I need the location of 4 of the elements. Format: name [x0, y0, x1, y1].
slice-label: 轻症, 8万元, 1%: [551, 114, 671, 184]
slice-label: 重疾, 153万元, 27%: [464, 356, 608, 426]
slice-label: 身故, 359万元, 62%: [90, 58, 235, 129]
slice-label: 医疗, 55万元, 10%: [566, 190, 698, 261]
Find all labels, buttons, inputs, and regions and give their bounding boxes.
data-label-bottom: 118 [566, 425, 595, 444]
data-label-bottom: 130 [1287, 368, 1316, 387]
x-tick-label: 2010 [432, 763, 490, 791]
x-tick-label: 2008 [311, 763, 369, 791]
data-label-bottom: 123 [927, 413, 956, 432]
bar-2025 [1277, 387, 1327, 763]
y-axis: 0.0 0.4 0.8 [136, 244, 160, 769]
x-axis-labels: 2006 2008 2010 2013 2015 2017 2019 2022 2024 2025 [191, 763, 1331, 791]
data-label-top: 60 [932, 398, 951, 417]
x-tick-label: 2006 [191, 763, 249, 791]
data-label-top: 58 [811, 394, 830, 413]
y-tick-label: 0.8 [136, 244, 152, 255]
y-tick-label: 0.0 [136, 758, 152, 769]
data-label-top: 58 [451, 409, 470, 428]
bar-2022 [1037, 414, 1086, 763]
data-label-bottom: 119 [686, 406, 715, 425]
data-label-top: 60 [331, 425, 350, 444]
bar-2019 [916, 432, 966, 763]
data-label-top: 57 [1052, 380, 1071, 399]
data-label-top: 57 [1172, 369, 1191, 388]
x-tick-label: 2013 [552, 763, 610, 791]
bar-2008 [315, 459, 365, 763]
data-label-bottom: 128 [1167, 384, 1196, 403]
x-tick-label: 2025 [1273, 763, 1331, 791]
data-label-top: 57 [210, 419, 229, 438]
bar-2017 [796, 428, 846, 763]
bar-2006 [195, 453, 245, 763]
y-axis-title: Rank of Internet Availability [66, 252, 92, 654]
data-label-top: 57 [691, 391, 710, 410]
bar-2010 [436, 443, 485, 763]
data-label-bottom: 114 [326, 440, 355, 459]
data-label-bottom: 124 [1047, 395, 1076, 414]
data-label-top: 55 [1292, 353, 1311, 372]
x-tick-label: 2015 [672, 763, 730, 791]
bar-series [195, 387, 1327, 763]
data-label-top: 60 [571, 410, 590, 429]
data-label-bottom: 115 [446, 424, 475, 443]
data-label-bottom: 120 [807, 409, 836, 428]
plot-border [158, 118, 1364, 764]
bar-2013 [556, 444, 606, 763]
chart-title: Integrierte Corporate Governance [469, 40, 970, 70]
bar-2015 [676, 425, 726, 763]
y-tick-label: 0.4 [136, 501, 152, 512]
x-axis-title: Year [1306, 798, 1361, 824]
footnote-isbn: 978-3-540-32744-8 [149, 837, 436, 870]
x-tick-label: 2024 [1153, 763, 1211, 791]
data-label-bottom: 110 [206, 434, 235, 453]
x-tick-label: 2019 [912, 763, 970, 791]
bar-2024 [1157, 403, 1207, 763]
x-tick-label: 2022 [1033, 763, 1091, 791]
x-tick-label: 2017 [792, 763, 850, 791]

What you should do - Please reproduce all of the lines above without changing anything.

Response to the task -
I need the location of 4 of the elements. Format: name [x0, y0, x1, y1].
slice-label: 轻症, 8万元, 1%: [551, 114, 671, 184]
slice-label: 重疾, 153万元, 27%: [464, 356, 608, 426]
slice-label: 身故, 359万元, 62%: [90, 58, 235, 129]
slice-label: 医疗, 55万元, 10%: [566, 190, 698, 261]
Find all labels, buttons, inputs, and regions and give their bounding boxes.
data-label-bottom: 118 [566, 425, 595, 444]
data-label-bottom: 130 [1287, 368, 1316, 387]
x-tick-label: 2010 [432, 763, 490, 791]
x-tick-label: 2008 [311, 763, 369, 791]
data-label-bottom: 123 [927, 413, 956, 432]
bar-2025 [1277, 387, 1327, 763]
y-axis: 0.0 0.4 0.8 [136, 244, 160, 769]
x-axis-labels: 2006 2008 2010 2013 2015 2017 2019 2022 2024 2025 [191, 763, 1331, 791]
data-label-top: 60 [932, 398, 951, 417]
x-tick-label: 2006 [191, 763, 249, 791]
data-label-top: 58 [811, 394, 830, 413]
y-tick-label: 0.8 [136, 244, 152, 255]
y-tick-label: 0.0 [136, 758, 152, 769]
data-label-top: 58 [451, 409, 470, 428]
bar-2022 [1037, 414, 1086, 763]
data-label-bottom: 119 [686, 406, 715, 425]
data-label-top: 60 [331, 425, 350, 444]
bar-2019 [916, 432, 966, 763]
data-label-top: 57 [1052, 380, 1071, 399]
data-label-top: 57 [1172, 369, 1191, 388]
x-tick-label: 2013 [552, 763, 610, 791]
bar-2008 [315, 459, 365, 763]
data-label-bottom: 128 [1167, 384, 1196, 403]
x-tick-label: 2025 [1273, 763, 1331, 791]
data-label-top: 57 [210, 419, 229, 438]
bar-2017 [796, 428, 846, 763]
bar-2006 [195, 453, 245, 763]
y-axis-title: Rank of Internet Availability [66, 252, 92, 654]
data-label-top: 57 [691, 391, 710, 410]
bar-2010 [436, 443, 485, 763]
data-label-bottom: 114 [326, 440, 355, 459]
data-label-bottom: 124 [1047, 395, 1076, 414]
data-label-top: 55 [1292, 353, 1311, 372]
x-tick-label: 2015 [672, 763, 730, 791]
bar-series [195, 387, 1327, 763]
data-label-top: 60 [571, 410, 590, 429]
data-label-bottom: 115 [446, 424, 475, 443]
data-label-bottom: 120 [807, 409, 836, 428]
plot-border [158, 118, 1364, 764]
bar-2013 [556, 444, 606, 763]
chart-title: Integrierte Corporate Governance [469, 40, 970, 70]
bar-2015 [676, 425, 726, 763]
y-tick-label: 0.4 [136, 501, 152, 512]
x-axis-title: Year [1306, 798, 1361, 824]
footnote-isbn: 978-3-540-32744-8 [149, 837, 436, 870]
x-tick-label: 2024 [1153, 763, 1211, 791]
data-label-bottom: 110 [206, 434, 235, 453]
x-tick-label: 2019 [912, 763, 970, 791]
bar-2024 [1157, 403, 1207, 763]
x-tick-label: 2022 [1033, 763, 1091, 791]
x-tick-label: 2017 [792, 763, 850, 791]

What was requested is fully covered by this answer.